--- start Listing ---

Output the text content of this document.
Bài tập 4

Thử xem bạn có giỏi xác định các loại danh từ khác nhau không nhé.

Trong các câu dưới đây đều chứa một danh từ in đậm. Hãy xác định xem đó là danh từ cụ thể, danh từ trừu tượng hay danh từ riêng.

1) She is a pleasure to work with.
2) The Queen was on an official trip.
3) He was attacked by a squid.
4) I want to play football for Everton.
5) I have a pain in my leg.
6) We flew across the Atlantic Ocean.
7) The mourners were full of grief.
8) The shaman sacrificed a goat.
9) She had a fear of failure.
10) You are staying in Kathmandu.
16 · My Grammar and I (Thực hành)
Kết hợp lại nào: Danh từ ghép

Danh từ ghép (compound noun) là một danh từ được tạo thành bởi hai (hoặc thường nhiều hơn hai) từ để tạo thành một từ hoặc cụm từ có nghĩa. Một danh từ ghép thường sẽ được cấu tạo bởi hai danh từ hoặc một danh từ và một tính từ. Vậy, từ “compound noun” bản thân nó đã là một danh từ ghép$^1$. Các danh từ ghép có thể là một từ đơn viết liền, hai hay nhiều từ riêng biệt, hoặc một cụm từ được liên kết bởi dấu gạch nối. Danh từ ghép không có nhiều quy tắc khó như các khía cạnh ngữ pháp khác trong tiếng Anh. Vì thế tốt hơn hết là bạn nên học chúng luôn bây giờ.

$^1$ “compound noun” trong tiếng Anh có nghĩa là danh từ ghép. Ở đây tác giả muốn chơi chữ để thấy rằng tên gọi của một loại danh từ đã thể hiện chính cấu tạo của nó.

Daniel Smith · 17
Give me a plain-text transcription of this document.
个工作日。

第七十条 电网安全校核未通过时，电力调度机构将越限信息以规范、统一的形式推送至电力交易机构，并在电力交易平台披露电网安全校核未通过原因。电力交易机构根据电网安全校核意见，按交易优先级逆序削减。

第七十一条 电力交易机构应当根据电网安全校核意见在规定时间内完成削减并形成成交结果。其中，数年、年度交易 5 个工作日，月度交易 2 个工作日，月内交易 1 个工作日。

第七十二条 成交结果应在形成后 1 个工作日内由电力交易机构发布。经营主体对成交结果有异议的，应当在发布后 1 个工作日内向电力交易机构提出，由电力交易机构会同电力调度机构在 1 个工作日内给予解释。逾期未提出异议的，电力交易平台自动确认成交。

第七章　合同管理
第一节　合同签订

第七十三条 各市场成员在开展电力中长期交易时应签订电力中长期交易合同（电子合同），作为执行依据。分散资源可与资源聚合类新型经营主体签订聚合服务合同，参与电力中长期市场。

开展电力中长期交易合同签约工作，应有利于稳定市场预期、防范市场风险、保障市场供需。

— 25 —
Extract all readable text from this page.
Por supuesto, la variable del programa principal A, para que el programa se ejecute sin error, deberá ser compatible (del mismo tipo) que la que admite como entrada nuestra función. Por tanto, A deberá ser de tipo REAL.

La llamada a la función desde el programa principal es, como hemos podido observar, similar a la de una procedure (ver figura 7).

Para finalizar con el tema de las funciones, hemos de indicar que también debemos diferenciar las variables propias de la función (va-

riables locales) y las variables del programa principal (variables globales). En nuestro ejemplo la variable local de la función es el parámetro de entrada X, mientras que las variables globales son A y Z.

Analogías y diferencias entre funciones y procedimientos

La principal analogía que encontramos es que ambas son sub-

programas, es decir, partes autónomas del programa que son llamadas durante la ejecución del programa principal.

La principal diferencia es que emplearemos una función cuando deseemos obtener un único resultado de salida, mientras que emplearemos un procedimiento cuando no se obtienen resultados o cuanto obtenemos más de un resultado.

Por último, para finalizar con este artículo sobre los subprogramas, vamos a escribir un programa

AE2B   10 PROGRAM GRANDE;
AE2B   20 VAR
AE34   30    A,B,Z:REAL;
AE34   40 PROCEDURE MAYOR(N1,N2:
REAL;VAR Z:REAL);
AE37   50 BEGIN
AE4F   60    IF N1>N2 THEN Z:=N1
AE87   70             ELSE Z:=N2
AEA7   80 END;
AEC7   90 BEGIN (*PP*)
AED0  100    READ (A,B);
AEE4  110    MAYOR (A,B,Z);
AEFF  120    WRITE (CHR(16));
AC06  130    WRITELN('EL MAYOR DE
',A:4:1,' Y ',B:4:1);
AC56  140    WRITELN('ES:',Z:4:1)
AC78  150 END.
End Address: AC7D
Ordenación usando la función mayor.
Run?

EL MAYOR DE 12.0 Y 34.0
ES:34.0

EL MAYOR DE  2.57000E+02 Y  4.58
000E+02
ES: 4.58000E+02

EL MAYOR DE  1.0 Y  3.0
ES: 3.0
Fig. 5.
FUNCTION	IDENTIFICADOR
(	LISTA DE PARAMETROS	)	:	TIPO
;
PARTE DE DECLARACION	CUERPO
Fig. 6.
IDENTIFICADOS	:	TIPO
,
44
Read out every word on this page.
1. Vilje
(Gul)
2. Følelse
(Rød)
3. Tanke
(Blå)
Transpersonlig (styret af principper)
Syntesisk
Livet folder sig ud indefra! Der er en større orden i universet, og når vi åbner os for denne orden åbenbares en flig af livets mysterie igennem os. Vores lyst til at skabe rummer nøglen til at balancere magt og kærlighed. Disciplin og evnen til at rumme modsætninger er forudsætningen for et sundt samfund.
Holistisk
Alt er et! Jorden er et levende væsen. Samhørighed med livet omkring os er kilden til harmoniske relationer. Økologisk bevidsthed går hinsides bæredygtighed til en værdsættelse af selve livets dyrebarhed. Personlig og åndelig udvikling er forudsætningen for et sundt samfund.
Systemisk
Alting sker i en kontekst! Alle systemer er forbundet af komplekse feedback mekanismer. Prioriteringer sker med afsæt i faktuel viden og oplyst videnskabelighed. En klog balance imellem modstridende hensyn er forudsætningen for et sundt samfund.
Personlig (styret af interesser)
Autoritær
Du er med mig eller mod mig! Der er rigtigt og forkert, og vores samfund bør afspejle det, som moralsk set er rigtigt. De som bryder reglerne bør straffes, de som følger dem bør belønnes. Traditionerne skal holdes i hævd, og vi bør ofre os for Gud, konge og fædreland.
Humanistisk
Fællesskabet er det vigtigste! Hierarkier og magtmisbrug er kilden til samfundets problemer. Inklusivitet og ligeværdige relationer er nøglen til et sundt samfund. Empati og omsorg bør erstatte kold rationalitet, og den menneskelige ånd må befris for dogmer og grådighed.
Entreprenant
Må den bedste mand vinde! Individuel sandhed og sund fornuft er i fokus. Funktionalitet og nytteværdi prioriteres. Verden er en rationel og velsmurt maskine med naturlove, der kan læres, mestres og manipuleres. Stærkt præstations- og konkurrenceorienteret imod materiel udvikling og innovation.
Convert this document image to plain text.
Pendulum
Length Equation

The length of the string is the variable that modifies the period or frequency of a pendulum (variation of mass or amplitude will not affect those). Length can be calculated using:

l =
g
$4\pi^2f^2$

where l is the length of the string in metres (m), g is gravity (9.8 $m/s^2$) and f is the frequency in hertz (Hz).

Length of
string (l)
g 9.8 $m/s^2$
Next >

--- end Listing ---

▶ **Task prompt**
Print every entry exactly as written.

▶ **Exercise solution**
Output the text content of this document.
Bài tập 4

Thử xem bạn có giỏi xác định các loại danh từ khác nhau không nhé.

Trong các câu dưới đây đều chứa một danh từ in đậm. Hãy xác định xem đó là danh từ cụ thể, danh từ trừu tượng hay danh từ riêng.

1) She is a pleasure to work with.
2) The Queen was on an official trip.
3) He was attacked by a squid.
4) I want to play football for Everton.
5) I have a pain in my leg.
6) We flew across the Atlantic Ocean.
7) The mourners were full of grief.
8) The shaman sacrificed a goat.
9) She had a fear of failure.
10) You are staying in Kathmandu.
16 · My Grammar and I (Thực hành)
Kết hợp lại nào: Danh từ ghép

Danh từ ghép (compound noun) là một danh từ được tạo thành bởi hai (hoặc thường nhiều hơn hai) từ để tạo thành một từ hoặc cụm từ có nghĩa. Một danh từ ghép thường sẽ được cấu tạo bởi hai danh từ hoặc một danh từ và một tính từ. Vậy, từ “compound noun” bản thân nó đã là một danh từ ghép$^1$. Các danh từ ghép có thể là một từ đơn viết liền, hai hay nhiều từ riêng biệt, hoặc một cụm từ được liên kết bởi dấu gạch nối. Danh từ ghép không có nhiều quy tắc khó như các khía cạnh ngữ pháp khác trong tiếng Anh. Vì thế tốt hơn hết là bạn nên học chúng luôn bây giờ.

$^1$ “compound noun” trong tiếng Anh có nghĩa là danh từ ghép. Ở đây tác giả muốn chơi chữ để thấy rằng tên gọi của một loại danh từ đã thể hiện chính cấu tạo của nó.

Daniel Smith · 17
Give me a plain-text transcription of this document.
个工作日。

第七十条 电网安全校核未通过时，电力调度机构将越限信息以规范、统一的形式推送至电力交易机构，并在电力交易平台披露电网安全校核未通过原因。电力交易机构根据电网安全校核意见，按交易优先级逆序削减。

第七十一条 电力交易机构应当根据电网安全校核意见在规定时间内完成削减并形成成交结果。其中，数年、年度交易 5 个工作日，月度交易 2 个工作日，月内交易 1 个工作日。

第七十二条 成交结果应在形成后 1 个工作日内由电力交易机构发布。经营主体对成交结果有异议的，应当在发布后 1 个工作日内向电力交易机构提出，由电力交易机构会同电力调度机构在 1 个工作日内给予解释。逾期未提出异议的，电力交易平台自动确认成交。

第七章　合同管理
第一节　合同签订

第七十三条 各市场成员在开展电力中长期交易时应签订电力中长期交易合同（电子合同），作为执行依据。分散资源可与资源聚合类新型经营主体签订聚合服务合同，参与电力中长期市场。

开展电力中长期交易合同签约工作，应有利于稳定市场预期、防范市场风险、保障市场供需。

— 25 —
Extract all readable text from this page.
Por supuesto, la variable del programa principal A, para que el programa se ejecute sin error, deberá ser compatible (del mismo tipo) que la que admite como entrada nuestra función. Por tanto, A deberá ser de tipo REAL.

La llamada a la función desde el programa principal es, como hemos podido observar, similar a la de una procedure (ver figura 7).

Para finalizar con el tema de las funciones, hemos de indicar que también debemos diferenciar las variables propias de la función (va-

riables locales) y las variables del programa principal (variables globales). En nuestro ejemplo la variable local de la función es el parámetro de entrada X, mientras que las variables globales son A y Z.

Analogías y diferencias entre funciones y procedimientos

La principal analogía que encontramos es que ambas son sub-

programas, es decir, partes autónomas del programa que son llamadas durante la ejecución del programa principal.

La principal diferencia es que emplearemos una función cuando deseemos obtener un único resultado de salida, mientras que emplearemos un procedimiento cuando no se obtienen resultados o cuanto obtenemos más de un resultado.

Por último, para finalizar con este artículo sobre los subprogramas, vamos a escribir un programa

AE2B   10 PROGRAM GRANDE;
AE2B   20 VAR
AE34   30    A,B,Z:REAL;
AE34   40 PROCEDURE MAYOR(N1,N2:
REAL;VAR Z:REAL);
AE37   50 BEGIN
AE4F   60    IF N1>N2 THEN Z:=N1
AE87   70             ELSE Z:=N2
AEA7   80 END;
AEC7   90 BEGIN (*PP*)
AED0  100    READ (A,B);
AEE4  110    MAYOR (A,B,Z);
AEFF  120    WRITE (CHR(16));
AC06  130    WRITELN('EL MAYOR DE
',A:4:1,' Y ',B:4:1);
AC56  140    WRITELN('ES:',Z:4:1)
AC78  150 END.
End Address: AC7D
Ordenación usando la función mayor.
Run?

EL MAYOR DE 12.0 Y 34.0
ES:34.0

EL MAYOR DE  2.57000E+02 Y  4.58
000E+02
ES: 4.58000E+02

EL MAYOR DE  1.0 Y  3.0
ES: 3.0
Fig. 5.
FUNCTION	IDENTIFICADOR
(	LISTA DE PARAMETROS	)	:	TIPO
;
PARTE DE DECLARACION	CUERPO
Fig. 6.
IDENTIFICADOS	:	TIPO
,
44
Read out every word on this page.
1. Vilje
(Gul)
2. Følelse
(Rød)
3. Tanke
(Blå)
Transpersonlig (styret af principper)
Syntesisk
Livet folder sig ud indefra! Der er en større orden i universet, og når vi åbner os for denne orden åbenbares en flig af livets mysterie igennem os. Vores lyst til at skabe rummer nøglen til at balancere magt og kærlighed. Disciplin og evnen til at rumme modsætninger er forudsætningen for et sundt samfund.
Holistisk
Alt er et! Jorden er et levende væsen. Samhørighed med livet omkring os er kilden til harmoniske relationer. Økologisk bevidsthed går hinsides bæredygtighed til en værdsættelse af selve livets dyrebarhed. Personlig og åndelig udvikling er forudsætningen for et sundt samfund.
Systemisk
Alting sker i en kontekst! Alle systemer er forbundet af komplekse feedback mekanismer. Prioriteringer sker med afsæt i faktuel viden og oplyst videnskabelighed. En klog balance imellem modstridende hensyn er forudsætningen for et sundt samfund.
Personlig (styret af interesser)
Autoritær
Du er med mig eller mod mig! Der er rigtigt og forkert, og vores samfund bør afspejle det, som moralsk set er rigtigt. De som bryder reglerne bør straffes, de som følger dem bør belønnes. Traditionerne skal holdes i hævd, og vi bør ofre os for Gud, konge og fædreland.
Humanistisk
Fællesskabet er det vigtigste! Hierarkier og magtmisbrug er kilden til samfundets problemer. Inklusivitet og ligeværdige relationer er nøglen til et sundt samfund. Empati og omsorg bør erstatte kold rationalitet, og den menneskelige ånd må befris for dogmer og grådighed.
Entreprenant
Må den bedste mand vinde! Individuel sandhed og sund fornuft er i fokus. Funktionalitet og nytteværdi prioriteres. Verden er en rationel og velsmurt maskine med naturlove, der kan læres, mestres og manipuleres. Stærkt præstations- og konkurrenceorienteret imod materiel udvikling og innovation.
Convert this document image to plain text.
Pendulum
Length Equation

The length of the string is the variable that modifies the period or frequency of a pendulum (variation of mass or amplitude will not affect those). Length can be calculated using:

l =
g
$4\pi^2f^2$

where l is the length of the string in metres (m), g is gravity (9.8 $m/s^2$) and f is the frequency in hertz (Hz).

Length of
string (l)
g 9.8 $m/s^2$
Next >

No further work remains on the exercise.